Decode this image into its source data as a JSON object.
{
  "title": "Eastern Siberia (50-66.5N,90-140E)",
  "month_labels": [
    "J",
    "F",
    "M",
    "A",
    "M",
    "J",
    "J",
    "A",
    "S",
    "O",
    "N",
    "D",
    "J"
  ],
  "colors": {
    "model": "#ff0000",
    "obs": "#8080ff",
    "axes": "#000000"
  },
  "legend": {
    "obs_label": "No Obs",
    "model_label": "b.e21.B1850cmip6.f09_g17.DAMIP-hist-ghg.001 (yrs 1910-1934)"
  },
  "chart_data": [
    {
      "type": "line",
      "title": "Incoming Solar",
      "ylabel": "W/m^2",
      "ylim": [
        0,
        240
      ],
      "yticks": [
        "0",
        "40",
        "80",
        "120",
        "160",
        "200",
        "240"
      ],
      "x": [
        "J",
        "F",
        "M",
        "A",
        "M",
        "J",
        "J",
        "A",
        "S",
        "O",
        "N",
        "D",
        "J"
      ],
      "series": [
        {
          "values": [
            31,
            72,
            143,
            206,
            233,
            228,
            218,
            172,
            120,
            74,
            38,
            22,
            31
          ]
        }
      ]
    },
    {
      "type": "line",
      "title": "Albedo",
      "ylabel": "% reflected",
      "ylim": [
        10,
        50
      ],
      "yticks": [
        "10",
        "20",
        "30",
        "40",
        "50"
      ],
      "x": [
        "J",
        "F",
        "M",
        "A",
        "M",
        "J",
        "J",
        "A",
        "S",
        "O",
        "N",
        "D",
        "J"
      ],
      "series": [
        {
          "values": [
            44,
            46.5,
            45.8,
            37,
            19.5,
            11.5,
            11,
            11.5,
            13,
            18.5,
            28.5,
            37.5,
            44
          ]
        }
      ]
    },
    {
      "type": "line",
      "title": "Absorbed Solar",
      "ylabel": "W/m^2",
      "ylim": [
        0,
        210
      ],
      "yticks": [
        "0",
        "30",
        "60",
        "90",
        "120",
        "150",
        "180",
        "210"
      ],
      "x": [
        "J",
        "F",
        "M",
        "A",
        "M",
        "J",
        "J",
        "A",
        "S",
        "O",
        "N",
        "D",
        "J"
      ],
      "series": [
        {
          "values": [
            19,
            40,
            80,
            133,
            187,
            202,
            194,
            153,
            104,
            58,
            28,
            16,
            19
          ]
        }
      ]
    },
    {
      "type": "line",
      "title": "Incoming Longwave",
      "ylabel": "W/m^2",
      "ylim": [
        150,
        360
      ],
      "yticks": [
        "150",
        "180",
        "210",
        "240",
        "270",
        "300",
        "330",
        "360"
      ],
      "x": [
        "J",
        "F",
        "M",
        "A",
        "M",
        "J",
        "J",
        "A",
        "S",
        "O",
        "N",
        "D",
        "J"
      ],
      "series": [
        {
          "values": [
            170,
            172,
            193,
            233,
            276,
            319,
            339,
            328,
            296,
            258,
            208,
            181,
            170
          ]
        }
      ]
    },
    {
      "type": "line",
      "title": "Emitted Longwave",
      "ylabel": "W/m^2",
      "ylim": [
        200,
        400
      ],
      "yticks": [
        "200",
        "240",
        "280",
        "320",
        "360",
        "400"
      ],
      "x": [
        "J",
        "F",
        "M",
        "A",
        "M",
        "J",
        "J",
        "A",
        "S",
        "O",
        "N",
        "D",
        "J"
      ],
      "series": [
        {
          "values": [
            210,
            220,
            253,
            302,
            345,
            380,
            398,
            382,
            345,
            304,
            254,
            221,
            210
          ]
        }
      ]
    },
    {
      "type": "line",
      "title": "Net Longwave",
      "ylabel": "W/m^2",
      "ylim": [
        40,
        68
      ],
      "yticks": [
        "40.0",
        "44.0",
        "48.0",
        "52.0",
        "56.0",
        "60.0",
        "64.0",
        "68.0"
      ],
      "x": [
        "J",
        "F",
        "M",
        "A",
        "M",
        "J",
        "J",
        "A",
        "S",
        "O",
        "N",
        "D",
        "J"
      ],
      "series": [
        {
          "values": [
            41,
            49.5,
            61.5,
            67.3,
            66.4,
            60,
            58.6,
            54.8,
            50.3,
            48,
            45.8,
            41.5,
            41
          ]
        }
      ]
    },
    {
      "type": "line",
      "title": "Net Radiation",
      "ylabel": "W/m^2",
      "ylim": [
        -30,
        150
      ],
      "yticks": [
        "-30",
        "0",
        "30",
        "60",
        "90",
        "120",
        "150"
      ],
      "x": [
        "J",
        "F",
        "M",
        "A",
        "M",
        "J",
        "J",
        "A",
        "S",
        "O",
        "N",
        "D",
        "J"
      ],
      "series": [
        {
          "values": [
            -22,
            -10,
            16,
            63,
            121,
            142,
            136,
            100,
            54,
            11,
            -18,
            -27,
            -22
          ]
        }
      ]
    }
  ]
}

========

Aim
Reproduce the material above without altering a single character.

Exercise response
Decode this image into its source data as a JSON object.
{
  "title": "Eastern Siberia (50-66.5N,90-140E)",
  "month_labels": [
    "J",
    "F",
    "M",
    "A",
    "M",
    "J",
    "J",
    "A",
    "S",
    "O",
    "N",
    "D",
    "J"
  ],
  "colors": {
    "model": "#ff0000",
    "obs": "#8080ff",
    "axes": "#000000"
  },
  "legend": {
    "obs_label": "No Obs",
    "model_label": "b.e21.B1850cmip6.f09_g17.DAMIP-hist-ghg.001 (yrs 1910-1934)"
  },
  "chart_data": [
    {
      "type": "line",
      "title": "Incoming Solar",
      "ylabel": "W/m^2",
      "ylim": [
        0,
        240
      ],
      "yticks": [
        "0",
        "40",
        "80",
        "120",
        "160",
        "200",
        "240"
      ],
      "x": [
        "J",
        "F",
        "M",
        "A",
        "M",
        "J",
        "J",
        "A",
        "S",
        "O",
        "N",
        "D",
        "J"
      ],
      "series": [
        {
          "values": [
            31,
            72,
            143,
            206,
            233,
            228,
            218,
            172,
            120,
            74,
            38,
            22,
            31
          ]
        }
      ]
    },
    {
      "type": "line",
      "title": "Albedo",
      "ylabel": "% reflected",
      "ylim": [
        10,
        50
      ],
      "yticks": [
        "10",
        "20",
        "30",
        "40",
        "50"
      ],
      "x": [
        "J",
        "F",
        "M",
        "A",
        "M",
        "J",
        "J",
        "A",
        "S",
        "O",
        "N",
        "D",
        "J"
      ],
      "series": [
        {
          "values": [
            44,
            46.5,
            45.8,
            37,
            19.5,
            11.5,
            11,
            11.5,
            13,
            18.5,
            28.5,
            37.5,
            44
          ]
        }
      ]
    },
    {
      "type": "line",
      "title": "Absorbed Solar",
      "ylabel": "W/m^2",
      "ylim": [
        0,
        210
      ],
      "yticks": [
        "0",
        "30",
        "60",
        "90",
        "120",
        "150",
        "180",
        "210"
      ],
      "x": [
        "J",
        "F",
        "M",
        "A",
        "M",
        "J",
        "J",
        "A",
        "S",
        "O",
        "N",
        "D",
        "J"
      ],
      "series": [
        {
          "values": [
            19,
            40,
            80,
            133,
            187,
            202,
            194,
            153,
            104,
            58,
            28,
            16,
            19
          ]
        }
      ]
    },
    {
      "type": "line",
      "title": "Incoming Longwave",
      "ylabel": "W/m^2",
      "ylim": [
        150,
        360
      ],
      "yticks": [
        "150",
        "180",
        "210",
        "240",
        "270",
        "300",
        "330",
        "360"
      ],
      "x": [
        "J",
        "F",
        "M",
        "A",
        "M",
        "J",
        "J",
        "A",
        "S",
        "O",
        "N",
        "D",
        "J"
      ],
      "series": [
        {
          "values": [
            170,
            172,
            193,
            233,
            276,
            319,
            339,
            328,
            296,
            258,
            208,
            181,
            170
          ]
        }
      ]
    },
    {
      "type": "line",
      "title": "Emitted Longwave",
      "ylabel": "W/m^2",
      "ylim": [
        200,
        400
      ],
      "yticks": [
        "200",
        "240",
        "280",
        "320",
        "360",
        "400"
      ],
      "x": [
        "J",
        "F",
        "M",
        "A",
        "M",
        "J",
        "J",
        "A",
        "S",
        "O",
        "N",
        "D",
        "J"
      ],
      "series": [
        {
          "values": [
            210,
            220,
            253,
            302,
            345,
            380,
            398,
            382,
            345,
            304,
            254,
            221,
            210
          ]
        }
      ]
    },
    {
      "type": "line",
      "title": "Net Longwave",
      "ylabel": "W/m^2",
      "ylim": [
        40,
        68
      ],
      "yticks": [
        "40.0",
        "44.0",
        "48.0",
        "52.0",
        "56.0",
        "60.0",
        "64.0",
        "68.0"
      ],
      "x": [
        "J",
        "F",
        "M",
        "A",
        "M",
        "J",
        "J",
        "A",
        "S",
        "O",
        "N",
        "D",
        "J"
      ],
      "series": [
        {
          "values": [
            41,
            49.5,
            61.5,
            67.3,
            66.4,
            60,
            58.6,
            54.8,
            50.3,
            48,
            45.8,
            41.5,
            41
          ]
        }
      ]
    },
    {
      "type": "line",
      "title": "Net Radiation",
      "ylabel": "W/m^2",
      "ylim": [
        -30,
        150
      ],
      "yticks": [
        "-30",
        "0",
        "30",
        "60",
        "90",
        "120",
        "150"
      ],
      "x": [
        "J",
        "F",
        "M",
        "A",
        "M",
        "J",
        "J",
        "A",
        "S",
        "O",
        "N",
        "D",
        "J"
      ],
      "series": [
        {
          "values": [
            -22,
            -10,
            16,
            63,
            121,
            142,
            136,
            100,
            54,
            11,
            -18,
            -27,
            -22
          ]
        }
      ]
    }
  ]
}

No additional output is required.